- _Aim A_: Retype the passage on Indian exporters' relief demands between "One of the major" and "a FIEO representative.", inclusive.
- _Aim B_:
Answer these from the passage on Indian exporters' relief demands:
(i) Which three organizations will represent industry and exporters at the meeting?
(ii) According to the FIEO representative, state taxes in many states make up what share of the value of an export consignment?
(iii) What minimum interest-rate limit on export-related loans has the CII asked to have removed?
- _Aim C_: Continue the passage on Indian exporters' relief demands after its final sentence.

The demands include specific sops for some labour-intensive sectors and steps to reduce procedural delays in export-related reimbursements.

Trade and Commerce Minister Kamal Nath today said the government would consider a relief package for exporters after the meeting, which will be attended by Cabinet Secretary KM Chandrasekhar, Commerce Secretary Gopal K Pillai, Revenue Secretary PV Bhide and Finance Secretary Arun Ramanathan. Industry and exporters will be represented by the Federation of Indian Export Organisations (FIEO), the Federation of Indian Chambers of Commerce and Industry (Ficci) and the Confederation of Indian Industry (CII).

The government has announced two fiscal packages since December 2008, which include relief measures for exporters too.

“There is need for some sectoral focus on issues related to labour-intensive areas like textiles, gems and jewellery, and leather, among others,” said a Ficci representative who will attend the meeting. India’s export growth dipped in October and November 2008 as demand from key markets like the US and the EU fell sharply due to the ongoing economic downturn.

One of the major demands of exporters is likely to be the refund of state taxes. “In many states, these constitute 5-6 per cent of the value of the export consignment. This erodes the competitiveness of Indian exports in the international market. Exporters want that in this hour of crisis, the state taxes should be refunded through a special scheme,” said a FIEO representative.

Exporters will also seek access to dollar-denominated export credit, which has dried up. The wish-list is likely to include increased subsidy on export credit as well. The CII argues that India’s competing countries from South-East Asia get export credit at less than 5 per cent, and has called for removal of the minimum limit of 7 per cent on interest rates for export-related loans.

- _Entries_:
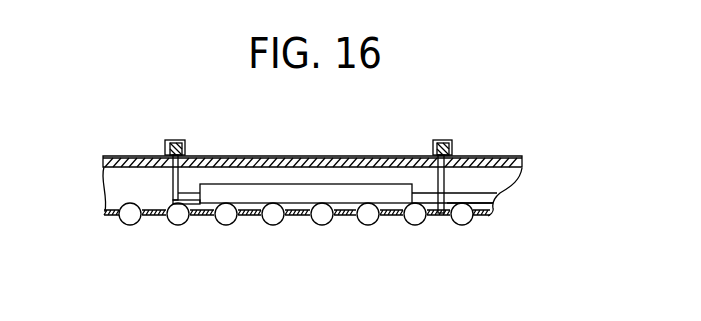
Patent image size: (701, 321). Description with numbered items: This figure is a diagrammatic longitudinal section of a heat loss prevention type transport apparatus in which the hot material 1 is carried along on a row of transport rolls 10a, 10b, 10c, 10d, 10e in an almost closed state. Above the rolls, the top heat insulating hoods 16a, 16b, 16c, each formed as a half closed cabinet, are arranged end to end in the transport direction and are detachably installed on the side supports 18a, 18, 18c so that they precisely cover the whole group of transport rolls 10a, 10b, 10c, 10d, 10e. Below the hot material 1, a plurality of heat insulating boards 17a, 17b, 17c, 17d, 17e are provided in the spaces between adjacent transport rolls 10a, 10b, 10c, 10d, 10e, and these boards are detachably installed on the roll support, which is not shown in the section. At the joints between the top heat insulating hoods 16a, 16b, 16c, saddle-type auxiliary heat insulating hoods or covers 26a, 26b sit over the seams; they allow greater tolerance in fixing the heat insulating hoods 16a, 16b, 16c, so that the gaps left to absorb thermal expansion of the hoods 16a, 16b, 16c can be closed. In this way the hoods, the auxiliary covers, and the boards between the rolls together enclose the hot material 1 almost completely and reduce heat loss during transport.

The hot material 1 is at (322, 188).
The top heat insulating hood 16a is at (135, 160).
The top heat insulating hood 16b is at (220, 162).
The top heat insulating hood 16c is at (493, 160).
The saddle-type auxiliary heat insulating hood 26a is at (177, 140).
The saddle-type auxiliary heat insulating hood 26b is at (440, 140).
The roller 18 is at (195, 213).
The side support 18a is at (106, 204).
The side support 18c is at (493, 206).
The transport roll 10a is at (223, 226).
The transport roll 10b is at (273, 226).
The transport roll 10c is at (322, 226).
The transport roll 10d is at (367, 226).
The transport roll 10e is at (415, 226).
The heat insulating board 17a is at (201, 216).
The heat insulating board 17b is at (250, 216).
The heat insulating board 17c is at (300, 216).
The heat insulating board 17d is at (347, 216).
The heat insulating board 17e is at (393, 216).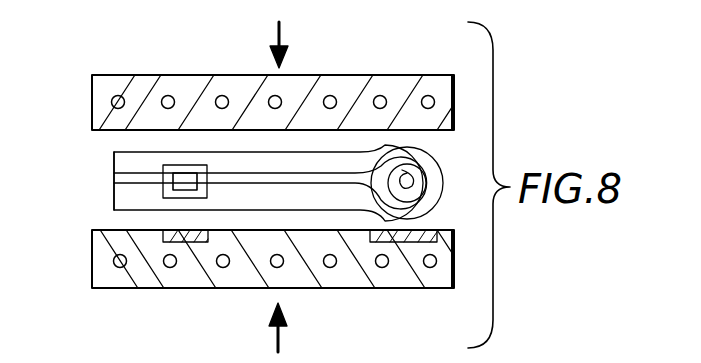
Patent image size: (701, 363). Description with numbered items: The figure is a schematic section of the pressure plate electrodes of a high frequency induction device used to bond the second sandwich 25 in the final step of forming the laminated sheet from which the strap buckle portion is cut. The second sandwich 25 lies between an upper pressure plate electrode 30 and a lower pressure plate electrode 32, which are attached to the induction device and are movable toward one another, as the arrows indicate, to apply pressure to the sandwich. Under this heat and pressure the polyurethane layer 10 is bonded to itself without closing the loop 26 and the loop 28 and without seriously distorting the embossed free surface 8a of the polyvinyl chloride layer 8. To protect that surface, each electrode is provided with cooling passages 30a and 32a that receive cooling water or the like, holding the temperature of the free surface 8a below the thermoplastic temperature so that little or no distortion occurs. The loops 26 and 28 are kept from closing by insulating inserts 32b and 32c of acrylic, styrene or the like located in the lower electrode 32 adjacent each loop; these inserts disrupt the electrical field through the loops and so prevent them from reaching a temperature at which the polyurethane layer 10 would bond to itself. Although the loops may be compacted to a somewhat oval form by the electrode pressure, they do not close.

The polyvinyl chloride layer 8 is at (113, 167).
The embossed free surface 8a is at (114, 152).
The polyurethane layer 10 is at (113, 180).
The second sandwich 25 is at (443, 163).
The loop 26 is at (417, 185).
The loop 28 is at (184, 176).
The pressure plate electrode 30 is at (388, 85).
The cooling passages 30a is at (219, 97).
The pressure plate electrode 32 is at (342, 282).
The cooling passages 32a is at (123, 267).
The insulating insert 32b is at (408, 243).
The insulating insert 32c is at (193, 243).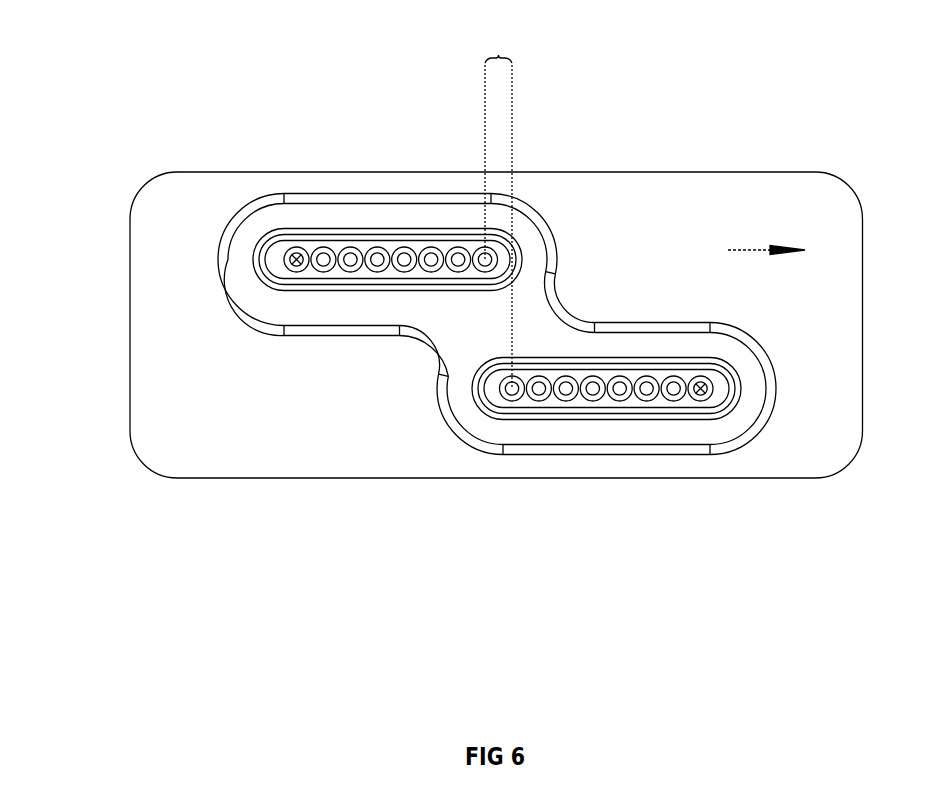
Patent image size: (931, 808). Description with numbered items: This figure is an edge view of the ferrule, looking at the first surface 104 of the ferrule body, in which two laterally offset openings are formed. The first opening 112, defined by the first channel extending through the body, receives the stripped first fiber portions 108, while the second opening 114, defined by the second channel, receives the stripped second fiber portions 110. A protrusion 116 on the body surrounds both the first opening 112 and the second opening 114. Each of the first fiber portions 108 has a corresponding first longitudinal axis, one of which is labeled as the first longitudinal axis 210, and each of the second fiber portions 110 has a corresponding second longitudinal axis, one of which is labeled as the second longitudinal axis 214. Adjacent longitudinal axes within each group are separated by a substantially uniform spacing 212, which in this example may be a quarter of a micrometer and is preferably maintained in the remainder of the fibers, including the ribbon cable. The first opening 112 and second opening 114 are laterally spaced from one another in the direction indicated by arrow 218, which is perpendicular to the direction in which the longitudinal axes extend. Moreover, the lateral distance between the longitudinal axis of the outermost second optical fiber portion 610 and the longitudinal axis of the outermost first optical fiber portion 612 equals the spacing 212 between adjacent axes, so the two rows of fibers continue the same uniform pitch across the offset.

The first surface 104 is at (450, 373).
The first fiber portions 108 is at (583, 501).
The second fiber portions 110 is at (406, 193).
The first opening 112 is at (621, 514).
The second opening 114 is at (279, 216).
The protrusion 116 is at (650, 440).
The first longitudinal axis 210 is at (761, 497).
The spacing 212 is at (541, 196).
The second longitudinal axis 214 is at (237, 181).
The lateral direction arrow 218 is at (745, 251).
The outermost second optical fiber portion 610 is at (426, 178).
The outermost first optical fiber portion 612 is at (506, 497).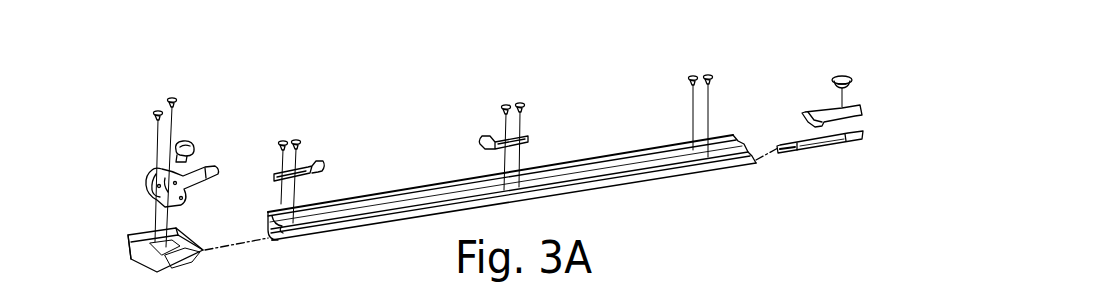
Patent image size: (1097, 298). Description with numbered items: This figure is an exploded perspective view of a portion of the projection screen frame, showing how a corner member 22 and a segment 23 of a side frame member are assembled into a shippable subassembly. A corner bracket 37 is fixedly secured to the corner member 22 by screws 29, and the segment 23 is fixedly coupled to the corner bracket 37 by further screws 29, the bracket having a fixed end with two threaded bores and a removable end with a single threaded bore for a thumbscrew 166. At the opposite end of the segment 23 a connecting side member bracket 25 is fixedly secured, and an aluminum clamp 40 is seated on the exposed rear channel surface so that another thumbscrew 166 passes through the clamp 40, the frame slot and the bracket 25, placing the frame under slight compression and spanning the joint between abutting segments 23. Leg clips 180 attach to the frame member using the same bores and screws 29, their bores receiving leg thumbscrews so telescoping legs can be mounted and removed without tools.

- _Right answer A_:
One of the major demands of exporters is likely to be the refund of state taxes. “In many states, these constitute 5-6 per cent of the value of the export consignment. This erodes the competitiveness of Indian exports in the international market. Exporters want that in this hour of crisis, the state taxes should be refunded through a special scheme,” said a FIEO representative.

- _Right answer B_:
(i) The Federation of Indian Export Organisations (FIEO), the Federation of Indian Chambers of Commerce and Industry (Ficci) and the Confederation of Indian Industry (CII).
(ii) 5-6 per cent.
(iii) 7 per cent.

- _Right answer C_:
The CII has also called for reinstating the income tax benefit available to exporters under Section 80 HHC of the Income Tax Act, which was taken back in 2004-05. Under this, Indian exporters got tax benefits if they ploughed back profits to plant and machinery.

Many problems related to the refund of indirect taxes to exporters are also likely to be taken up. “Central excise refunds to exporters take up to three months. Exporters are not getting service tax refunds because of technical issues. Even duty drawback payments (under a duty remission scheme) are held up since November in the inland container depot in Tughlakabad near Delhi,” said a FIEO functionary.

Exporters want the government to refund 80 per cent of the dues immediately and say that the rest would be paid back after the completion of procedural requirements.

Certain sectors are also looking at specific issues. Textile exporters want duty drawback (a duty remission scheme) rates to be increased. Another issue bothering exporters from the sector is the recent increase in the Minimum Support Price (MSP) for cotton. Textile exporters say the new MSP makes Indian cotton costlier than international cotton by about 15 per cent. Exporters have demanded that the government procure cotton and sell it to them at international rates.